# start of Data

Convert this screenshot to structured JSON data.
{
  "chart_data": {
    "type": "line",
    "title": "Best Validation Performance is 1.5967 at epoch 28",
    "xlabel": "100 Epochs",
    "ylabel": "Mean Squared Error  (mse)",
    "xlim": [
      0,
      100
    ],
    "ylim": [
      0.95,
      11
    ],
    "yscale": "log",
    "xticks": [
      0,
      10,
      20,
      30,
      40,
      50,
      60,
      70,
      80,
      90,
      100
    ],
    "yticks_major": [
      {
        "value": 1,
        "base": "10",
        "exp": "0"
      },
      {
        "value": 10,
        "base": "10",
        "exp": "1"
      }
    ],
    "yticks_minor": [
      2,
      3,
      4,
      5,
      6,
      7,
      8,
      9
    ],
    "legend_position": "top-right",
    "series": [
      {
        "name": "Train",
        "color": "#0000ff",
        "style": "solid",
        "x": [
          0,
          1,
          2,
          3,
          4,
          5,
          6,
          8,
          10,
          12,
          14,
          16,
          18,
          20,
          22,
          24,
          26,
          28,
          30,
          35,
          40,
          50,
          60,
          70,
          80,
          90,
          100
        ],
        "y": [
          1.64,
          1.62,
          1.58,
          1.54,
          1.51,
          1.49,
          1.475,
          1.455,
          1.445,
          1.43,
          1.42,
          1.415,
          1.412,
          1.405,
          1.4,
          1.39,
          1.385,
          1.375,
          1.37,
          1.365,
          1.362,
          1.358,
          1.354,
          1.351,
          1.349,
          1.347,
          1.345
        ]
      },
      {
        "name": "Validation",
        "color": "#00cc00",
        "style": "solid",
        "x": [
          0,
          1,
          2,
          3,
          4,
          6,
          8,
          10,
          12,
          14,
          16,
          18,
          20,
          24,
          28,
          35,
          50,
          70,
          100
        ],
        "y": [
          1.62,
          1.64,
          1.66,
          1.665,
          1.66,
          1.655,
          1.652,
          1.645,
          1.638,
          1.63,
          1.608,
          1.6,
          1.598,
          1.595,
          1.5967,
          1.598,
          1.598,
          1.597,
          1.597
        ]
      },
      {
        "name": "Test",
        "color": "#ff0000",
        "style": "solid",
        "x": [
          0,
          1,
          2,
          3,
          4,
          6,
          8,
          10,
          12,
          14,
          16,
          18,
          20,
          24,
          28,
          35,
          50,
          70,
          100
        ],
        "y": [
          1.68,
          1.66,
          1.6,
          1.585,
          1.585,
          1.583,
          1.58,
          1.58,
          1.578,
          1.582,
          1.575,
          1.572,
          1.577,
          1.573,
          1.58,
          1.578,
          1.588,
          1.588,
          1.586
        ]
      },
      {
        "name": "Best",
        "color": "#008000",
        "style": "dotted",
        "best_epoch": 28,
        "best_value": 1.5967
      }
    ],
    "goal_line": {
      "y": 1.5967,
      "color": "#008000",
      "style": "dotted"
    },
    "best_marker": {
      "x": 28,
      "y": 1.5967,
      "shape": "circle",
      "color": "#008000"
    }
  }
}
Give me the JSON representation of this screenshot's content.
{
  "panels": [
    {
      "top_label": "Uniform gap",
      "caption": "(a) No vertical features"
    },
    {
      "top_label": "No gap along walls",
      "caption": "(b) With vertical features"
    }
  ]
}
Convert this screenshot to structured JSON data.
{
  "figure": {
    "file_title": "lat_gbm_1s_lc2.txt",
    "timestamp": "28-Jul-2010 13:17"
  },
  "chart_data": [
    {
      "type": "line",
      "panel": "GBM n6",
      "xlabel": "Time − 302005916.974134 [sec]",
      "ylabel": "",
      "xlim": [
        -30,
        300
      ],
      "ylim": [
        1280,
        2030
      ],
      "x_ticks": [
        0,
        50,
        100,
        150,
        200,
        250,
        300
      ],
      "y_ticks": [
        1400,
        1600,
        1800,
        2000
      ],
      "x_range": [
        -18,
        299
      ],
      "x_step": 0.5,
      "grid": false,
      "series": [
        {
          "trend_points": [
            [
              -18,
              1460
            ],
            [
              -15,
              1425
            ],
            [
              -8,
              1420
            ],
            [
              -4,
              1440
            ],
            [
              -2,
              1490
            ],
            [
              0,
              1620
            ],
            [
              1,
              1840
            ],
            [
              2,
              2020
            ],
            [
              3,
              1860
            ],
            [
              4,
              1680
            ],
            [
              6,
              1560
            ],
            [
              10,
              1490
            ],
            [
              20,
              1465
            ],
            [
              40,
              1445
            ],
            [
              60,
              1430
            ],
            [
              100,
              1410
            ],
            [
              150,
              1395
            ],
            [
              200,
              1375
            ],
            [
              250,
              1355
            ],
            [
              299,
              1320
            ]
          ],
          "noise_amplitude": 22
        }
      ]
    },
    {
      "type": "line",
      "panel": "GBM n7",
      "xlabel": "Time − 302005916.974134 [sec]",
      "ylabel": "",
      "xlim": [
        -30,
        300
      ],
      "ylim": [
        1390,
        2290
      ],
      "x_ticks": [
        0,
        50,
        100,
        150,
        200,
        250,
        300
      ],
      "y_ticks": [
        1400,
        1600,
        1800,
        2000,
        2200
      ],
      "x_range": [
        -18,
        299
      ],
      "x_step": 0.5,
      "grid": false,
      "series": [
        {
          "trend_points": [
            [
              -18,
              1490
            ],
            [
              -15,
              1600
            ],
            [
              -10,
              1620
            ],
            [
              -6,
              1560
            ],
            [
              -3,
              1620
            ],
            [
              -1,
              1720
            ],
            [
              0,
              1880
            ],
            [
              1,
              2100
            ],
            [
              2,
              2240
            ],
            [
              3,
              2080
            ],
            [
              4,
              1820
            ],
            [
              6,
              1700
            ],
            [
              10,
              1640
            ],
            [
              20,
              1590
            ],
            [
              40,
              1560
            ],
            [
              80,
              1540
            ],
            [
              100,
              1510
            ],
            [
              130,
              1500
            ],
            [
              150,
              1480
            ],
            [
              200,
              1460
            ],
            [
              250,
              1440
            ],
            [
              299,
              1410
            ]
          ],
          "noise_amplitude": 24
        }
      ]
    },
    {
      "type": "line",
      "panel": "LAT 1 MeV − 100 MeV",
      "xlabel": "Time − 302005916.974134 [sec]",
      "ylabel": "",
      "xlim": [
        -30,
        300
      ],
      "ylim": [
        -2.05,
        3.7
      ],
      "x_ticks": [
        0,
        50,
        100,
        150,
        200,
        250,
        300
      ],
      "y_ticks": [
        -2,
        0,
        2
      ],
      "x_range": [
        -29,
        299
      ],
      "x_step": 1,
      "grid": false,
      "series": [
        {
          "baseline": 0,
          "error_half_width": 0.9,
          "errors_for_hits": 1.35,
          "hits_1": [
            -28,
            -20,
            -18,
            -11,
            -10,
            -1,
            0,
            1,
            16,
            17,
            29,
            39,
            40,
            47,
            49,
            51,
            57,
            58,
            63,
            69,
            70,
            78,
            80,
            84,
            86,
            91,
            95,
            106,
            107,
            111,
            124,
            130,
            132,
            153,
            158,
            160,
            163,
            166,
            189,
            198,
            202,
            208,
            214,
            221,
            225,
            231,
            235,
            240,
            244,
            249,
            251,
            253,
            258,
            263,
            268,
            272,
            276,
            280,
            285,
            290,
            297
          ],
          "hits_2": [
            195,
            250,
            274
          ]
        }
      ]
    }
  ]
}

# end of Data

Exercise – Using the listing, collect all lines in which the string "name" is found.

Task answer –
        "name": "Train",
        "name": "Validation",
        "name": "Test",
        "name": "Best",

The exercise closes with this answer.